• _CHALLENGES_
[1] In the netCDF tutorial, rewrite everything from "<class 'numpy.ndarray'>" down to "of wind speed.", putting "hectopascals" wherever "millibars" appears.
[2] According to the netCDF tutorial, in what order are the four numbers in the "area" value given?
[3] Carry the netCDF tutorial on from its final sentence.

• _SOURCE DOCUMENT_

If you choose the Python script option as I did, you can start with the basic data retrieval example. Use the second example, the one that uses 'format' : "netcdf", which will (eventually) give you a file ending in .nc.

Requesting a specific area

You can request only a limited area,

"area": "75/-20/10/60",
but they're not very forthcoming on the syntax of that, and it's particularly confusing since "75/-20/10/60" supposedly means "Europe". It's hard to figure how those numbers as longitudes and latitudes correspond to Europe, which doesn't go down to 10 degrees latitude, let alone -20 degrees. The Post-processing keywords page gives more information: it's North/West/South/East, which still makes no sense for Europe, until you expand the Area examples tab on that page and find out that by "Europe" they mean Europe plus Saudi Arabia and most of North Africa.

Using the data: What's in it?

Once you have the data file, assuming you requested data in netcdf format, you can parse the .nc file with the netCDF4 Python module -- available as Debian package "python3-netcdf4", or via pip -- to read that file:

import netCDF4

data = netCDF4.Dataset('filename.nc')

But what's in that Dataset? Try running the preceding two lines in the interactive Python shell, then:

>>> for key in data.variables:
...   print(key)
... 
longitude
latitude
level
time
w
vo
u
v

You can find out more about a parameter, like its units, type, and shape (array dimensions). Let's look at "level":

>>> data['level']
<class 'netCDF4._netCDF4.Variable'>
int32 level(level)
    units: millibars
    long_name: pressure_level
unlimited dimensions: 
current shape = (3,)
filling on, default _FillValue of -2147483647 used

>>> data['level'][:]
array([ 250,  775, 1000], dtype=int32)

>>> type(data['level'][:])
<class 'numpy.ndarray'>

Levels has shape (3,): it's a one-dimensional array with three elements: 250, 775 and 1000. Those are the three levels I requested from the web API and in my Python script). The units are millibars.

More complicated variables

How about something more complicated? u and v are the two components of wind speed.

• _DATA RECORDS_
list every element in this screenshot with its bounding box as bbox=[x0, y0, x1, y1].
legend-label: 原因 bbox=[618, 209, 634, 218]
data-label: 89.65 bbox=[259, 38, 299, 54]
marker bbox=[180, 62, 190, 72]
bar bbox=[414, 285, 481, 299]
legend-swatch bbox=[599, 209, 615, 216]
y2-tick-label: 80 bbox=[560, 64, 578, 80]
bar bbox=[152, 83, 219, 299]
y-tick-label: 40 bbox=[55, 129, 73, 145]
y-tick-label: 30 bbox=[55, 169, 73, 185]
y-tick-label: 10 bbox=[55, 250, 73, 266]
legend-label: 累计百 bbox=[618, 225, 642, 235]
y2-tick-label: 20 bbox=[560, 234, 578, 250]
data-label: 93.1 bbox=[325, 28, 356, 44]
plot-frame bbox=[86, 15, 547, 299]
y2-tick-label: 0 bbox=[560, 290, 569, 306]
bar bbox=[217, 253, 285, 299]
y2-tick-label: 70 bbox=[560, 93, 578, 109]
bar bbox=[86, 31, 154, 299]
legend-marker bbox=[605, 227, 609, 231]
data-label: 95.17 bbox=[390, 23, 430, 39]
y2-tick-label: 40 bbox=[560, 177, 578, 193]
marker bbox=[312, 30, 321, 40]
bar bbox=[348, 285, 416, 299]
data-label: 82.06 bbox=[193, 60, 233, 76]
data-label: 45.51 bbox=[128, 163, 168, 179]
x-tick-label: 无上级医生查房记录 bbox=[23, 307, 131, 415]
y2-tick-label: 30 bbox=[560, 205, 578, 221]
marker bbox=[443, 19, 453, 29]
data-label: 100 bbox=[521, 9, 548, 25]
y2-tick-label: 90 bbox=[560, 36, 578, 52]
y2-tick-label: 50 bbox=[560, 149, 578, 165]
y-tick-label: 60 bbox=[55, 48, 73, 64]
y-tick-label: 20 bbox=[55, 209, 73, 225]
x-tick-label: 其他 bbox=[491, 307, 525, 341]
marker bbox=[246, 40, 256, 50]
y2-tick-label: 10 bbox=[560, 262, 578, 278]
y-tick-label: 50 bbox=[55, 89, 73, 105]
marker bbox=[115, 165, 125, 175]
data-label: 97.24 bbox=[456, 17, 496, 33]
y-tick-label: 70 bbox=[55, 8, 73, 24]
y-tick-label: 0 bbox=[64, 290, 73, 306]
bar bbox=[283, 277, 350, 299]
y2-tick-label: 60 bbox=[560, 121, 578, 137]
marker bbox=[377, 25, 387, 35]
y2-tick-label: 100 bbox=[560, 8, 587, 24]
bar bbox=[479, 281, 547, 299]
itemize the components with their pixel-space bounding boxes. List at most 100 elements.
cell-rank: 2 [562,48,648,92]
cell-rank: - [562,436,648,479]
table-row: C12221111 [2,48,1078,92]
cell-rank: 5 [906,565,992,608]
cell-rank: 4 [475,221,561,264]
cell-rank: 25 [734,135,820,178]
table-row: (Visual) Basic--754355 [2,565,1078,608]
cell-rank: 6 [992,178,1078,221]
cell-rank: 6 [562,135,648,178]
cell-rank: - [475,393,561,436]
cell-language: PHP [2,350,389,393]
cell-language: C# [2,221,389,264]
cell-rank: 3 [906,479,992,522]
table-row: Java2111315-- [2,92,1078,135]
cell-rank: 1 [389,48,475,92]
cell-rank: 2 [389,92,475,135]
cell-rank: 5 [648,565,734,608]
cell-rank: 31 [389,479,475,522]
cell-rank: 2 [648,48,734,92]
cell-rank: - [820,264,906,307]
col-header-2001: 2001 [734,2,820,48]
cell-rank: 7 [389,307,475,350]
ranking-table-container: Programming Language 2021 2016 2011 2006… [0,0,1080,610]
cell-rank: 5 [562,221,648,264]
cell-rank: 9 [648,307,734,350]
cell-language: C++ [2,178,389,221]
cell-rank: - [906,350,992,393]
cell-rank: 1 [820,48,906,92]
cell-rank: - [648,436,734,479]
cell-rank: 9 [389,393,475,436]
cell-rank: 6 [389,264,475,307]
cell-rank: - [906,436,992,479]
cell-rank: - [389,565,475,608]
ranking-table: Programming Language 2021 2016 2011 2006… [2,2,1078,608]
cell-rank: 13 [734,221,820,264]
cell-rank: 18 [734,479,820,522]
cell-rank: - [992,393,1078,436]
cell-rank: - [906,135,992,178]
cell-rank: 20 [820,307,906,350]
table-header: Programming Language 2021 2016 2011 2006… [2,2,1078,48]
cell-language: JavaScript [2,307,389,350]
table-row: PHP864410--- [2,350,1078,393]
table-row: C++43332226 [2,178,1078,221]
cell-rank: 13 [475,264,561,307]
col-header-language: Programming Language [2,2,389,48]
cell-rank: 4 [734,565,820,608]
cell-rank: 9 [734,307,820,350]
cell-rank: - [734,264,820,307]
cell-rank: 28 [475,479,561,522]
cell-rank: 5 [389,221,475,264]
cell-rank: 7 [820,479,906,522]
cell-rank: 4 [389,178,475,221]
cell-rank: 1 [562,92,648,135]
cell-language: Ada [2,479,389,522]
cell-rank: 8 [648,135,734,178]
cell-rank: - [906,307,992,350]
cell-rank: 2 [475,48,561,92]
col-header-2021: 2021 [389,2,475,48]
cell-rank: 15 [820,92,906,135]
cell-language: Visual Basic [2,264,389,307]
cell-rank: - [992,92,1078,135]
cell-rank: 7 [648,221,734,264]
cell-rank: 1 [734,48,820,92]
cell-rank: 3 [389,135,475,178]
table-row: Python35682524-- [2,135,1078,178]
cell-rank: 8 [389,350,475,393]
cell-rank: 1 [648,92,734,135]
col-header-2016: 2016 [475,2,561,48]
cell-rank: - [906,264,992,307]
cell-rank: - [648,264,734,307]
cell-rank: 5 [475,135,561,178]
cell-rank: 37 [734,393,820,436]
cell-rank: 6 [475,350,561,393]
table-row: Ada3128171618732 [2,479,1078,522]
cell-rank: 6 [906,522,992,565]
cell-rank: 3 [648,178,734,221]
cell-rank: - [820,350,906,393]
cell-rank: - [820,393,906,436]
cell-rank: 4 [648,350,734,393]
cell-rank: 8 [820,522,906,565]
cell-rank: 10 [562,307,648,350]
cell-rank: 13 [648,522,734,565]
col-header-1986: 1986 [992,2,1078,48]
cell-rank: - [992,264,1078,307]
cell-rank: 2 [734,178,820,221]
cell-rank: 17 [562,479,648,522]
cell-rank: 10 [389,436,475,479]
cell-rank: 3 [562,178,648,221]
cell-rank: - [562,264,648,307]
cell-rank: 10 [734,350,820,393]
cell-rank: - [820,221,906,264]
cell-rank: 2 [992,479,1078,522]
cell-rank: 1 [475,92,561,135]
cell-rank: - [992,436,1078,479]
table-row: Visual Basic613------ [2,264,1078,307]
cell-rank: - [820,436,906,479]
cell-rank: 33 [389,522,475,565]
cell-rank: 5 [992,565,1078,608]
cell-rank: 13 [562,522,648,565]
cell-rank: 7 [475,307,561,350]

• _THE ANSWERS_
[1]
<class 'numpy.ndarray'>

Levels has shape (3,): it's a one-dimensional array with three elements: 250, 775 and 1000. Those are the three levels I requested from the web API and in my Python script). The units are hectopascals.

More complicated variables

How about something more complicated? u and v are the two components of wind speed.

[2] North/West/South/East.

[3]
>>> data['u']
<class 'netCDF4._netCDF4.Variable'>
int16 u(time, level, latitude, longitude)
    scale_factor: 0.002161405503194121
    add_offset: 30.095301438361684
    _FillValue: -32767
    missing_value: -32767
    units: m s**-1
    long_name: U component of wind
    standard_name: eastward_wind
unlimited dimensions: time
current shape = (30, 3, 241, 480)
filling on
u (v is the same) has a shape of (30, 3, 241, 480): it's a 4-dimensional array. Why? Looking at the numbers in the shape gives a clue. The second dimension has 3 rows: they correspond to the three levels, because there's a wind speed at every level. The first dimension has 30 rows: it corresponds to the dates I requested (the month of April 2015). I can verify that:
>>> data['time'].shape
(30,)

Sure enough, there are 30 times, so that's what the first dimension of u and v correspond to. The other dimensions, presumably, are latitude and longitude. Let's check that:

>>> data['longitude'].shape
(480,)
>>> data['latitude'].shape
(241,)

Sure enough! So, although it would be nice if it actually told you which dimension corresponded with which parameter, you can probably figure it out. If you're not sure, print the shapes of all the variables and work out which dimensions correspond to what:

>>> for key in data.variables:
...   print(key, data[key].shape)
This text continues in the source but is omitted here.